EXCERPTED DATA:
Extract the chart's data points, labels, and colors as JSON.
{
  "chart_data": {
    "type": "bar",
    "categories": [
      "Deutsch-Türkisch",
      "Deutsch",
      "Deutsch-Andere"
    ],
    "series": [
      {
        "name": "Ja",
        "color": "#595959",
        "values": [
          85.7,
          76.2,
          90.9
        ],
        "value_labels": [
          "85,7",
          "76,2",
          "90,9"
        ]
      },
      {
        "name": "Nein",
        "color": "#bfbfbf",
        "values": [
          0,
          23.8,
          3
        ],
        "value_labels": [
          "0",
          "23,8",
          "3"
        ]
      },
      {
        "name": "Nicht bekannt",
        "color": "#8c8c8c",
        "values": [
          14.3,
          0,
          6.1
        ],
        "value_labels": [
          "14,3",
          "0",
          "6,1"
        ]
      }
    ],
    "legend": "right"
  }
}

--

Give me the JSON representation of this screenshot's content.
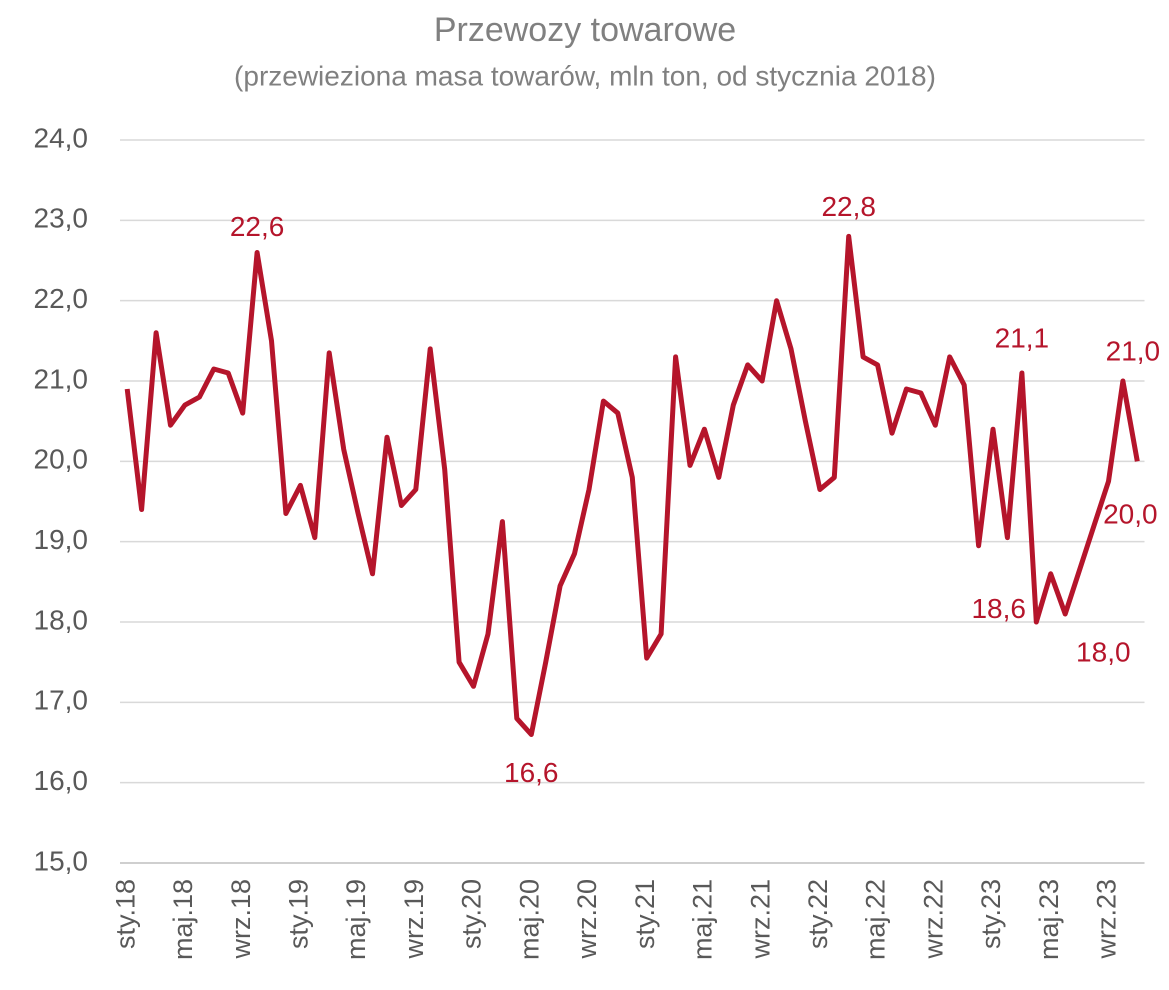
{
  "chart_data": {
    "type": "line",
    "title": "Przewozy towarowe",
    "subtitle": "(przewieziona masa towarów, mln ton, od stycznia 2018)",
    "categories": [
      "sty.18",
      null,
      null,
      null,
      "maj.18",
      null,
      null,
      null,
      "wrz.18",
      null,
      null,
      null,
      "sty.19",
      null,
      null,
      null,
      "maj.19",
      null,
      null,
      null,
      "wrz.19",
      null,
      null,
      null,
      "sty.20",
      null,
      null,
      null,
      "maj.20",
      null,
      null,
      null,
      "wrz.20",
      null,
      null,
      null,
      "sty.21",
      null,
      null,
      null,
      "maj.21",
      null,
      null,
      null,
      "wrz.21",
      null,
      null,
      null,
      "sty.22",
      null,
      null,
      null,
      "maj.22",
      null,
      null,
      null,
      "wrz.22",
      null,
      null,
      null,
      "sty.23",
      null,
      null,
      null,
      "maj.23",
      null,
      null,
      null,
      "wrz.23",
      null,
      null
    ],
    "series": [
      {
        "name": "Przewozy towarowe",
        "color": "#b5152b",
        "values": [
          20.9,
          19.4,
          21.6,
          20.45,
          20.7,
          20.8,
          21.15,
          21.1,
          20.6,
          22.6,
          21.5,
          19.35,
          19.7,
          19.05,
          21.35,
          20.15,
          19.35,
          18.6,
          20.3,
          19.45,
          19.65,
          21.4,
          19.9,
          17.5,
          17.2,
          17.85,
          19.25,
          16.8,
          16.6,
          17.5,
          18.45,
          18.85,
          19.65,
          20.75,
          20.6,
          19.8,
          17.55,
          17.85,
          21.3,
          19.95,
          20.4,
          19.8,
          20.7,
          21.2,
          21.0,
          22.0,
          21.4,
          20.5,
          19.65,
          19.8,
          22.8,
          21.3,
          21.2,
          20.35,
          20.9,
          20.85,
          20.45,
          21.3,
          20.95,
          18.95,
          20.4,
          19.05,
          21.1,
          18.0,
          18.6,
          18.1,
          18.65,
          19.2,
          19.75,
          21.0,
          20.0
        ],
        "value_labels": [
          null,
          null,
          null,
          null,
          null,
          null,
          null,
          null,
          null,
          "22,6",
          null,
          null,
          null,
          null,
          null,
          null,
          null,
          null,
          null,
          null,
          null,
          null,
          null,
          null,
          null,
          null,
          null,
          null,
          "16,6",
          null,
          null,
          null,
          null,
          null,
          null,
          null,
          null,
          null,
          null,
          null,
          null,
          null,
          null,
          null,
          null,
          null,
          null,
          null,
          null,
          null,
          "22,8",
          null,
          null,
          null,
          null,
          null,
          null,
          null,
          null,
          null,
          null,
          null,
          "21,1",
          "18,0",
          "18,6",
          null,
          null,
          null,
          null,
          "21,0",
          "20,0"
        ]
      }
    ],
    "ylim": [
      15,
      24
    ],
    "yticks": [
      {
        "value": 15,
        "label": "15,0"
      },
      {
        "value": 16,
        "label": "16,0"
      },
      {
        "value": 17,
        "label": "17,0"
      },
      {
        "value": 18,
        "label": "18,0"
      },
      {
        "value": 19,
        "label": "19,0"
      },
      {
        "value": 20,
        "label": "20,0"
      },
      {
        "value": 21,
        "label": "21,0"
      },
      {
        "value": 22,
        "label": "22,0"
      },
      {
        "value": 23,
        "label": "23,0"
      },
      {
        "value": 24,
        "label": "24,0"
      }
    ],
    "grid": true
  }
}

GIVEN REQUEST: Only lines with "name" are wanted here; list each of them.

RESULT BELOW:
        "name": "Ja",
        "name": "Nein",
        "name": "Nicht bekannt",
        "name": "Przewozy towarowe",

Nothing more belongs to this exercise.